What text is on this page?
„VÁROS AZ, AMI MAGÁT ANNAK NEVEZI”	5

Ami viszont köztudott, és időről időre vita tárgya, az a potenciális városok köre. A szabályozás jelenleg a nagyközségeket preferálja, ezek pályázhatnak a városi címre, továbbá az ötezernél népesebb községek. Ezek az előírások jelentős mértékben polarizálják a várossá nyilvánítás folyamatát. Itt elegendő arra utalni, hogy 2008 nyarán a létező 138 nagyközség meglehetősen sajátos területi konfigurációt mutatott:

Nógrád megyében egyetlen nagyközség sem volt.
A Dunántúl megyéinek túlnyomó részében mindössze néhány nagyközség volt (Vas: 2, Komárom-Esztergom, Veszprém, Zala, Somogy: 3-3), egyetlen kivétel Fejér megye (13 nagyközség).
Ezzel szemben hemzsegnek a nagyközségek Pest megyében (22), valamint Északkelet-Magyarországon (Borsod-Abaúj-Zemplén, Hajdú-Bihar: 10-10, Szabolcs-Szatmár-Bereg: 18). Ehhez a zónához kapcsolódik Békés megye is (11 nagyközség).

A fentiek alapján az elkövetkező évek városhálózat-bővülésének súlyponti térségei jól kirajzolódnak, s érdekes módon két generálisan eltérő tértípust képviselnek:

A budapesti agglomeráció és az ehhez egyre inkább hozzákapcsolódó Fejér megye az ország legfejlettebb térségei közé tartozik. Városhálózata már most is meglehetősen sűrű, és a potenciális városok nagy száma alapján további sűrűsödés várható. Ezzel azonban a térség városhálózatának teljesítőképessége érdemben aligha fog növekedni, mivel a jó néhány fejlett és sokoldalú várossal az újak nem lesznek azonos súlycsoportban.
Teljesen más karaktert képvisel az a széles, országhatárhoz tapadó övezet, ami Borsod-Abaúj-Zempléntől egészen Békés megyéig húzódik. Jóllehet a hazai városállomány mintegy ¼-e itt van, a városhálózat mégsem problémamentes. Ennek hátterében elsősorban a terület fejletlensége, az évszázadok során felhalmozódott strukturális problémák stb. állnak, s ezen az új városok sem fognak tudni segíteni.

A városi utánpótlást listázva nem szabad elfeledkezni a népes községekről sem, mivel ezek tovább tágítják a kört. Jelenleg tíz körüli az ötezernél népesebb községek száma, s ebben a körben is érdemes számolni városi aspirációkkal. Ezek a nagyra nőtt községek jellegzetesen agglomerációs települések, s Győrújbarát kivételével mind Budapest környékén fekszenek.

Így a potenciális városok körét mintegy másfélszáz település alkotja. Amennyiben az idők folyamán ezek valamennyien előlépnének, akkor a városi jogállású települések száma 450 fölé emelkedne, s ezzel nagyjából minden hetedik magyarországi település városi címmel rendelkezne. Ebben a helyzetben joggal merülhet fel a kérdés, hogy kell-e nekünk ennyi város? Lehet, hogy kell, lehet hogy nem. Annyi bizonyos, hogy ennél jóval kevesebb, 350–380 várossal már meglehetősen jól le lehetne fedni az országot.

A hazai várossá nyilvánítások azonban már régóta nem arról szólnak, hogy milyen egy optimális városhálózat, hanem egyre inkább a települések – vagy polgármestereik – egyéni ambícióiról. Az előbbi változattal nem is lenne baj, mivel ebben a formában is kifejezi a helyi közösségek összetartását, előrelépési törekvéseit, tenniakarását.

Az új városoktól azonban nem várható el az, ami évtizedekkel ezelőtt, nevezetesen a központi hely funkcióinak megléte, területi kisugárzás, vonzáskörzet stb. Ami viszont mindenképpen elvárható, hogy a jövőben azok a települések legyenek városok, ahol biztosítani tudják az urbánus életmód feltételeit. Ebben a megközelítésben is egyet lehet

* _Problem to solve_: Nothing should be left out: repeat all of the data exactly.

* _Solution to this task_:
What text is on this page?
„VÁROS AZ, AMI MAGÁT ANNAK NEVEZI”	5

Ami viszont köztudott, és időről időre vita tárgya, az a potenciális városok köre. A szabályozás jelenleg a nagyközségeket preferálja, ezek pályázhatnak a városi címre, továbbá az ötezernél népesebb községek. Ezek az előírások jelentős mértékben polarizálják a várossá nyilvánítás folyamatát. Itt elegendő arra utalni, hogy 2008 nyarán a létező 138 nagyközség meglehetősen sajátos területi konfigurációt mutatott:

Nógrád megyében egyetlen nagyközség sem volt.
A Dunántúl megyéinek túlnyomó részében mindössze néhány nagyközség volt (Vas: 2, Komárom-Esztergom, Veszprém, Zala, Somogy: 3-3), egyetlen kivétel Fejér megye (13 nagyközség).
Ezzel szemben hemzsegnek a nagyközségek Pest megyében (22), valamint Északkelet-Magyarországon (Borsod-Abaúj-Zemplén, Hajdú-Bihar: 10-10, Szabolcs-Szatmár-Bereg: 18). Ehhez a zónához kapcsolódik Békés megye is (11 nagyközség).

A fentiek alapján az elkövetkező évek városhálózat-bővülésének súlyponti térségei jól kirajzolódnak, s érdekes módon két generálisan eltérő tértípust képviselnek:

A budapesti agglomeráció és az ehhez egyre inkább hozzákapcsolódó Fejér megye az ország legfejlettebb térségei közé tartozik. Városhálózata már most is meglehetősen sűrű, és a potenciális városok nagy száma alapján további sűrűsödés várható. Ezzel azonban a térség városhálózatának teljesítőképessége érdemben aligha fog növekedni, mivel a jó néhány fejlett és sokoldalú várossal az újak nem lesznek azonos súlycsoportban.
Teljesen más karaktert képvisel az a széles, országhatárhoz tapadó övezet, ami Borsod-Abaúj-Zempléntől egészen Békés megyéig húzódik. Jóllehet a hazai városállomány mintegy ¼-e itt van, a városhálózat mégsem problémamentes. Ennek hátterében elsősorban a terület fejletlensége, az évszázadok során felhalmozódott strukturális problémák stb. állnak, s ezen az új városok sem fognak tudni segíteni.

A városi utánpótlást listázva nem szabad elfeledkezni a népes községekről sem, mivel ezek tovább tágítják a kört. Jelenleg tíz körüli az ötezernél népesebb községek száma, s ebben a körben is érdemes számolni városi aspirációkkal. Ezek a nagyra nőtt községek jellegzetesen agglomerációs települések, s Győrújbarát kivételével mind Budapest környékén fekszenek.

Így a potenciális városok körét mintegy másfélszáz település alkotja. Amennyiben az idők folyamán ezek valamennyien előlépnének, akkor a városi jogállású települések száma 450 fölé emelkedne, s ezzel nagyjából minden hetedik magyarországi település városi címmel rendelkezne. Ebben a helyzetben joggal merülhet fel a kérdés, hogy kell-e nekünk ennyi város? Lehet, hogy kell, lehet hogy nem. Annyi bizonyos, hogy ennél jóval kevesebb, 350–380 várossal már meglehetősen jól le lehetne fedni az országot.

A hazai várossá nyilvánítások azonban már régóta nem arról szólnak, hogy milyen egy optimális városhálózat, hanem egyre inkább a települések – vagy polgármestereik – egyéni ambícióiról. Az előbbi változattal nem is lenne baj, mivel ebben a formában is kifejezi a helyi közösségek összetartását, előrelépési törekvéseit, tenniakarását.

Az új városoktól azonban nem várható el az, ami évtizedekkel ezelőtt, nevezetesen a központi hely funkcióinak megléte, területi kisugárzás, vonzáskörzet stb. Ami viszont mindenképpen elvárható, hogy a jövőben azok a települések legyenek városok, ahol biztosítani tudják az urbánus életmód feltételeit. Ebben a megközelítésben is egyet lehet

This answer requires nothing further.